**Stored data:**

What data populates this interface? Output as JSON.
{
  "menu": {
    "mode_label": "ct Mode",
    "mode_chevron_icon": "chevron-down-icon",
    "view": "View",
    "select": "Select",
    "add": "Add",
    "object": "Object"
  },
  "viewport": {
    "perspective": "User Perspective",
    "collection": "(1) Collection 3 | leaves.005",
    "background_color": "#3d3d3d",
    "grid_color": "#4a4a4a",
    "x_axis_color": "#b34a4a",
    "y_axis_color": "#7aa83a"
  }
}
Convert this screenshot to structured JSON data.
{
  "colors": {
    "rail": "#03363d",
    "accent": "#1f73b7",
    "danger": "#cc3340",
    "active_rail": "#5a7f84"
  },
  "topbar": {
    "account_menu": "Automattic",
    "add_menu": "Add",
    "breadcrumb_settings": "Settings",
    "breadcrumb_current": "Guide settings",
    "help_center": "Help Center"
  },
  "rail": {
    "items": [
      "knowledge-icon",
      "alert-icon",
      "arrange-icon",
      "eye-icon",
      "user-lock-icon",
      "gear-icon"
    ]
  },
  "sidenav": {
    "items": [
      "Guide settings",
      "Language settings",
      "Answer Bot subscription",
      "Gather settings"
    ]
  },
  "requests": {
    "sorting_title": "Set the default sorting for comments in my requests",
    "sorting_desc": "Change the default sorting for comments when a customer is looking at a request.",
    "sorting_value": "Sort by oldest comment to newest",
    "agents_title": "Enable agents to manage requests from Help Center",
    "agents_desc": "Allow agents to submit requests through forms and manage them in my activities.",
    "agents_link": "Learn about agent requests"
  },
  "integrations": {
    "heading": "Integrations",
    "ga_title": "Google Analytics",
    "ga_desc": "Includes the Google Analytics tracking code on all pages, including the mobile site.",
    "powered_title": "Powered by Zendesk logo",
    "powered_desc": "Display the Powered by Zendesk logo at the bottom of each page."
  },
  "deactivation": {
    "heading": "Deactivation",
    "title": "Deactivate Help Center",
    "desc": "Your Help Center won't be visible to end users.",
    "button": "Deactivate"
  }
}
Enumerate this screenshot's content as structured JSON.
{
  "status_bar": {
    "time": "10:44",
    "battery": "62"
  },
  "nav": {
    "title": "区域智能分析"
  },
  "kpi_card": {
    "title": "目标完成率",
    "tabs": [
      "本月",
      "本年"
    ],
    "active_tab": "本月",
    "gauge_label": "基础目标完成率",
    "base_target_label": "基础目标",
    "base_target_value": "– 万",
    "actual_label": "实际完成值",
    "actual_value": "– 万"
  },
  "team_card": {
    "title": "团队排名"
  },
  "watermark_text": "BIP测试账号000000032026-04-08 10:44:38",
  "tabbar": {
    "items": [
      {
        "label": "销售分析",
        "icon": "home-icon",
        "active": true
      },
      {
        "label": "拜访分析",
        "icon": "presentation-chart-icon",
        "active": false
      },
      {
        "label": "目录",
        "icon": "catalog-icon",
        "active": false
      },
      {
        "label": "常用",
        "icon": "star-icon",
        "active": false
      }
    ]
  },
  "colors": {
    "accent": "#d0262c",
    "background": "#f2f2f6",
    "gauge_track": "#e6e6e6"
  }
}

**THE TASK:** Show every line from the listing above in which the string "Zendesk" appears.

**FINISHED ANSWER:**
    "powered_title": "Powered by Zendesk logo",
    "powered_desc": "Display the Powered by Zendesk logo at the bottom of each page."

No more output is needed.